Collected data entries:

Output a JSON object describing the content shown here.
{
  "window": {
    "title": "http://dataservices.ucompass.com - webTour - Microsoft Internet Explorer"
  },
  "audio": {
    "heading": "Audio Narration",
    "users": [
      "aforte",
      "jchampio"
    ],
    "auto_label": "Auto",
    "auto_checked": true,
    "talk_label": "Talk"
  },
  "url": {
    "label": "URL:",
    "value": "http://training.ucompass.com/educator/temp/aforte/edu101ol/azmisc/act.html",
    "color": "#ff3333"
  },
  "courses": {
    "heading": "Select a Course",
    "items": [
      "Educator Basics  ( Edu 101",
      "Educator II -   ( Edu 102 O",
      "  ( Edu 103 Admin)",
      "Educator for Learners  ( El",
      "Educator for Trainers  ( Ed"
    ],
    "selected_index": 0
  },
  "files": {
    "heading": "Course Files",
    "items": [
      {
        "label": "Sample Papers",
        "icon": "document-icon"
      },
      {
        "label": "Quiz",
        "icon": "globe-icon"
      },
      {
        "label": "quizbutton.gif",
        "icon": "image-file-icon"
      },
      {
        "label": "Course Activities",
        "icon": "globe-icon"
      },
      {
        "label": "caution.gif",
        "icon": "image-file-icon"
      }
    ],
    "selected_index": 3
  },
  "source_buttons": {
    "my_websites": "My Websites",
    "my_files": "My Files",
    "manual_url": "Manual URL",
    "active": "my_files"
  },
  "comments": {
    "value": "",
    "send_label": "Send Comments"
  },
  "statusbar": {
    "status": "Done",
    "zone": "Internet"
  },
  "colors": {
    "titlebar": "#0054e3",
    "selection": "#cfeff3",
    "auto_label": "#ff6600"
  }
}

Objective:
Without omitting anything, output the entries exactly.

Exercise solution:
Output a JSON object describing the content shown here.
{
  "window": {
    "title": "http://dataservices.ucompass.com - webTour - Microsoft Internet Explorer"
  },
  "audio": {
    "heading": "Audio Narration",
    "users": [
      "aforte",
      "jchampio"
    ],
    "auto_label": "Auto",
    "auto_checked": true,
    "talk_label": "Talk"
  },
  "url": {
    "label": "URL:",
    "value": "http://training.ucompass.com/educator/temp/aforte/edu101ol/azmisc/act.html",
    "color": "#ff3333"
  },
  "courses": {
    "heading": "Select a Course",
    "items": [
      "Educator Basics  ( Edu 101",
      "Educator II -   ( Edu 102 O",
      "  ( Edu 103 Admin)",
      "Educator for Learners  ( El",
      "Educator for Trainers  ( Ed"
    ],
    "selected_index": 0
  },
  "files": {
    "heading": "Course Files",
    "items": [
      {
        "label": "Sample Papers",
        "icon": "document-icon"
      },
      {
        "label": "Quiz",
        "icon": "globe-icon"
      },
      {
        "label": "quizbutton.gif",
        "icon": "image-file-icon"
      },
      {
        "label": "Course Activities",
        "icon": "globe-icon"
      },
      {
        "label": "caution.gif",
        "icon": "image-file-icon"
      }
    ],
    "selected_index": 3
  },
  "source_buttons": {
    "my_websites": "My Websites",
    "my_files": "My Files",
    "manual_url": "Manual URL",
    "active": "my_files"
  },
  "comments": {
    "value": "",
    "send_label": "Send Comments"
  },
  "statusbar": {
    "status": "Done",
    "zone": "Internet"
  },
  "colors": {
    "titlebar": "#0054e3",
    "selection": "#cfeff3",
    "auto_label": "#ff6600"
  }
}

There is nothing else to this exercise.